* **The request**: What lines of the data include the string "this"? Copy them all.

* **Task data**:
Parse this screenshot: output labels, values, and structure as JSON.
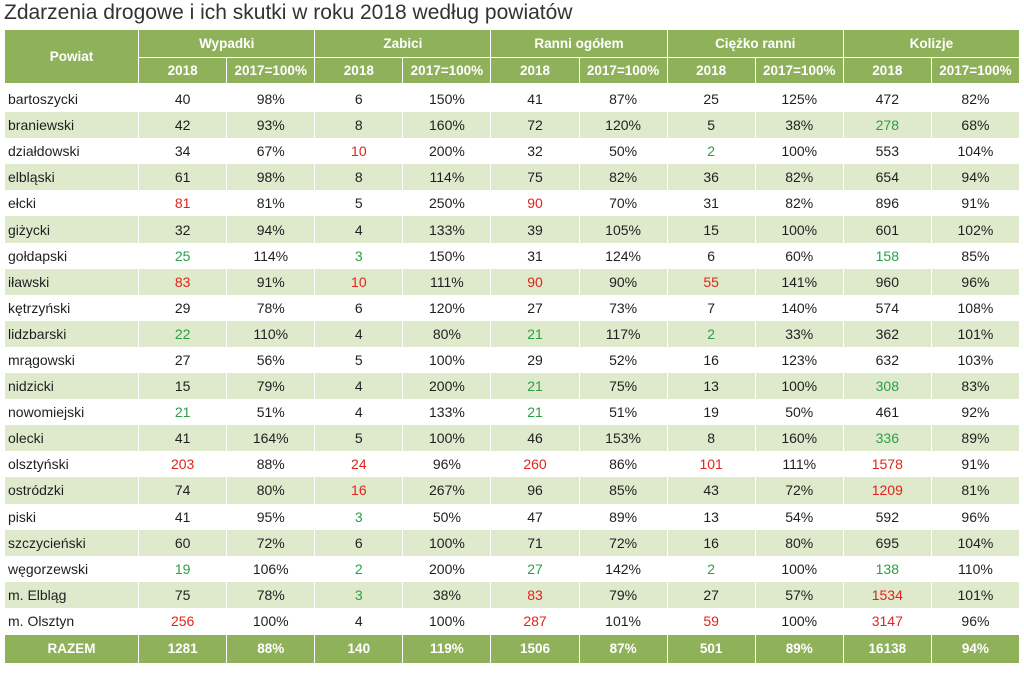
{
  "title": "Zdarzenia drogowe i ich skutki w roku 2018 według powiatów",
  "headers": {
    "powiat": "Powiat",
    "groups": [
      "Wypadki",
      "Zabici",
      "Ranni ogółem",
      "Ciężko ranni",
      "Kolizje"
    ],
    "sub": [
      "2018",
      "2017=100%"
    ]
  },
  "colors": {
    "header_bg": "#8fb15a",
    "stripe": "#dfe9cc",
    "red": "#e1241b",
    "green": "#2aa046"
  },
  "rows": [
    {
      "name": "bartoszycki",
      "cells": [
        "40",
        "98%",
        "6",
        "150%",
        "41",
        "87%",
        "25",
        "125%",
        "472",
        "82%"
      ],
      "hl": [
        "",
        "",
        "",
        "",
        "",
        "",
        "",
        "",
        "",
        ""
      ]
    },
    {
      "name": "braniewski",
      "cells": [
        "42",
        "93%",
        "8",
        "160%",
        "72",
        "120%",
        "5",
        "38%",
        "278",
        "68%"
      ],
      "hl": [
        "",
        "",
        "",
        "",
        "",
        "",
        "",
        "",
        "green",
        ""
      ]
    },
    {
      "name": "działdowski",
      "cells": [
        "34",
        "67%",
        "10",
        "200%",
        "32",
        "50%",
        "2",
        "100%",
        "553",
        "104%"
      ],
      "hl": [
        "",
        "",
        "red",
        "",
        "",
        "",
        "green",
        "",
        "",
        ""
      ]
    },
    {
      "name": "elbląski",
      "cells": [
        "61",
        "98%",
        "8",
        "114%",
        "75",
        "82%",
        "36",
        "82%",
        "654",
        "94%"
      ],
      "hl": [
        "",
        "",
        "",
        "",
        "",
        "",
        "",
        "",
        "",
        ""
      ]
    },
    {
      "name": "ełcki",
      "cells": [
        "81",
        "81%",
        "5",
        "250%",
        "90",
        "70%",
        "31",
        "82%",
        "896",
        "91%"
      ],
      "hl": [
        "red",
        "",
        "",
        "",
        "red",
        "",
        "",
        "",
        "",
        ""
      ]
    },
    {
      "name": "giżycki",
      "cells": [
        "32",
        "94%",
        "4",
        "133%",
        "39",
        "105%",
        "15",
        "100%",
        "601",
        "102%"
      ],
      "hl": [
        "",
        "",
        "",
        "",
        "",
        "",
        "",
        "",
        "",
        ""
      ]
    },
    {
      "name": "gołdapski",
      "cells": [
        "25",
        "114%",
        "3",
        "150%",
        "31",
        "124%",
        "6",
        "60%",
        "158",
        "85%"
      ],
      "hl": [
        "green",
        "",
        "green",
        "",
        "",
        "",
        "",
        "",
        "green",
        ""
      ]
    },
    {
      "name": "iławski",
      "cells": [
        "83",
        "91%",
        "10",
        "111%",
        "90",
        "90%",
        "55",
        "141%",
        "960",
        "96%"
      ],
      "hl": [
        "red",
        "",
        "red",
        "",
        "red",
        "",
        "red",
        "",
        "",
        ""
      ]
    },
    {
      "name": "kętrzyński",
      "cells": [
        "29",
        "78%",
        "6",
        "120%",
        "27",
        "73%",
        "7",
        "140%",
        "574",
        "108%"
      ],
      "hl": [
        "",
        "",
        "",
        "",
        "",
        "",
        "",
        "",
        "",
        ""
      ]
    },
    {
      "name": "lidzbarski",
      "cells": [
        "22",
        "110%",
        "4",
        "80%",
        "21",
        "117%",
        "2",
        "33%",
        "362",
        "101%"
      ],
      "hl": [
        "green",
        "",
        "",
        "",
        "green",
        "",
        "green",
        "",
        "",
        ""
      ]
    },
    {
      "name": "mrągowski",
      "cells": [
        "27",
        "56%",
        "5",
        "100%",
        "29",
        "52%",
        "16",
        "123%",
        "632",
        "103%"
      ],
      "hl": [
        "",
        "",
        "",
        "",
        "",
        "",
        "",
        "",
        "",
        ""
      ]
    },
    {
      "name": "nidzicki",
      "cells": [
        "15",
        "79%",
        "4",
        "200%",
        "21",
        "75%",
        "13",
        "100%",
        "308",
        "83%"
      ],
      "hl": [
        "",
        "",
        "",
        "",
        "green",
        "",
        "",
        "",
        "green",
        ""
      ]
    },
    {
      "name": "nowomiejski",
      "cells": [
        "21",
        "51%",
        "4",
        "133%",
        "21",
        "51%",
        "19",
        "50%",
        "461",
        "92%"
      ],
      "hl": [
        "green",
        "",
        "",
        "",
        "green",
        "",
        "",
        "",
        "",
        ""
      ]
    },
    {
      "name": "olecki",
      "cells": [
        "41",
        "164%",
        "5",
        "100%",
        "46",
        "153%",
        "8",
        "160%",
        "336",
        "89%"
      ],
      "hl": [
        "",
        "",
        "",
        "",
        "",
        "",
        "",
        "",
        "green",
        ""
      ]
    },
    {
      "name": "olsztyński",
      "cells": [
        "203",
        "88%",
        "24",
        "96%",
        "260",
        "86%",
        "101",
        "111%",
        "1578",
        "91%"
      ],
      "hl": [
        "red",
        "",
        "red",
        "",
        "red",
        "",
        "red",
        "",
        "red",
        ""
      ]
    },
    {
      "name": "ostródzki",
      "cells": [
        "74",
        "80%",
        "16",
        "267%",
        "96",
        "85%",
        "43",
        "72%",
        "1209",
        "81%"
      ],
      "hl": [
        "",
        "",
        "red",
        "",
        "",
        "",
        "",
        "",
        "red",
        ""
      ]
    },
    {
      "name": "piski",
      "cells": [
        "41",
        "95%",
        "3",
        "50%",
        "47",
        "89%",
        "13",
        "54%",
        "592",
        "96%"
      ],
      "hl": [
        "",
        "",
        "green",
        "",
        "",
        "",
        "",
        "",
        "",
        ""
      ]
    },
    {
      "name": "szczycieński",
      "cells": [
        "60",
        "72%",
        "6",
        "100%",
        "71",
        "72%",
        "16",
        "80%",
        "695",
        "104%"
      ],
      "hl": [
        "",
        "",
        "",
        "",
        "",
        "",
        "",
        "",
        "",
        ""
      ]
    },
    {
      "name": "węgorzewski",
      "cells": [
        "19",
        "106%",
        "2",
        "200%",
        "27",
        "142%",
        "2",
        "100%",
        "138",
        "110%"
      ],
      "hl": [
        "green",
        "",
        "green",
        "",
        "green",
        "",
        "green",
        "",
        "green",
        ""
      ]
    },
    {
      "name": "m. Elbląg",
      "cells": [
        "75",
        "78%",
        "3",
        "38%",
        "83",
        "79%",
        "27",
        "57%",
        "1534",
        "101%"
      ],
      "hl": [
        "",
        "",
        "green",
        "",
        "red",
        "",
        "",
        "",
        "red",
        ""
      ]
    },
    {
      "name": "m. Olsztyn",
      "cells": [
        "256",
        "100%",
        "4",
        "100%",
        "287",
        "101%",
        "59",
        "100%",
        "3147",
        "96%"
      ],
      "hl": [
        "red",
        "",
        "",
        "",
        "red",
        "",
        "red",
        "",
        "red",
        ""
      ]
    }
  ],
  "total": {
    "name": "RAZEM",
    "cells": [
      "1281",
      "88%",
      "140",
      "119%",
      "1506",
      "87%",
      "501",
      "89%",
      "16138",
      "94%"
    ]
  }
}
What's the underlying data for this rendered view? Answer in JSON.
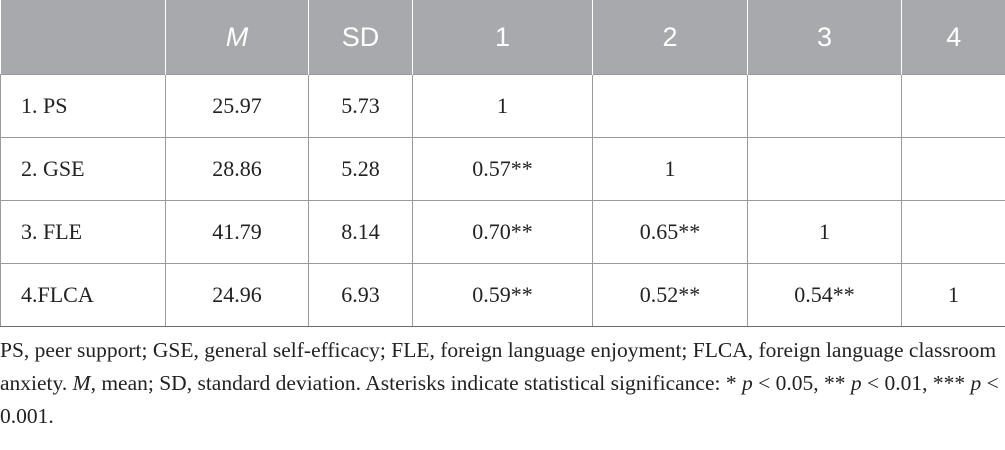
{
  "table": {
    "headers": [
      "",
      "M",
      "SD",
      "1",
      "2",
      "3",
      "4"
    ],
    "rows": [
      {
        "label": "1. PS",
        "cells": [
          "25.97",
          "5.73",
          "1",
          "",
          "",
          ""
        ]
      },
      {
        "label": "2. GSE",
        "cells": [
          "28.86",
          "5.28",
          "0.57**",
          "1",
          "",
          ""
        ]
      },
      {
        "label": "3. FLE",
        "cells": [
          "41.79",
          "8.14",
          "0.70**",
          "0.65**",
          "1",
          ""
        ]
      },
      {
        "label": "4.FLCA",
        "cells": [
          "24.96",
          "6.93",
          "0.59**",
          "0.52**",
          "0.54**",
          "1"
        ]
      }
    ]
  },
  "note": {
    "part1": "PS, peer support; GSE, general self-efficacy; FLE, foreign language enjoyment; FLCA, foreign language classroom anxiety. ",
    "m_symbol": "M",
    "part2": ", mean; SD, standard deviation. Asterisks indicate statistical significance: * ",
    "p1": "p",
    "part3": " < 0.05, ** ",
    "p2": "p",
    "part4": " < 0.01, *** ",
    "p3": "p",
    "part5": " < 0.001."
  }
}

* **Answer to the task**:
Parse this screenshot: output labels, values, and structure as JSON.
What's the underlying data for this rendered view? Answer in JSON.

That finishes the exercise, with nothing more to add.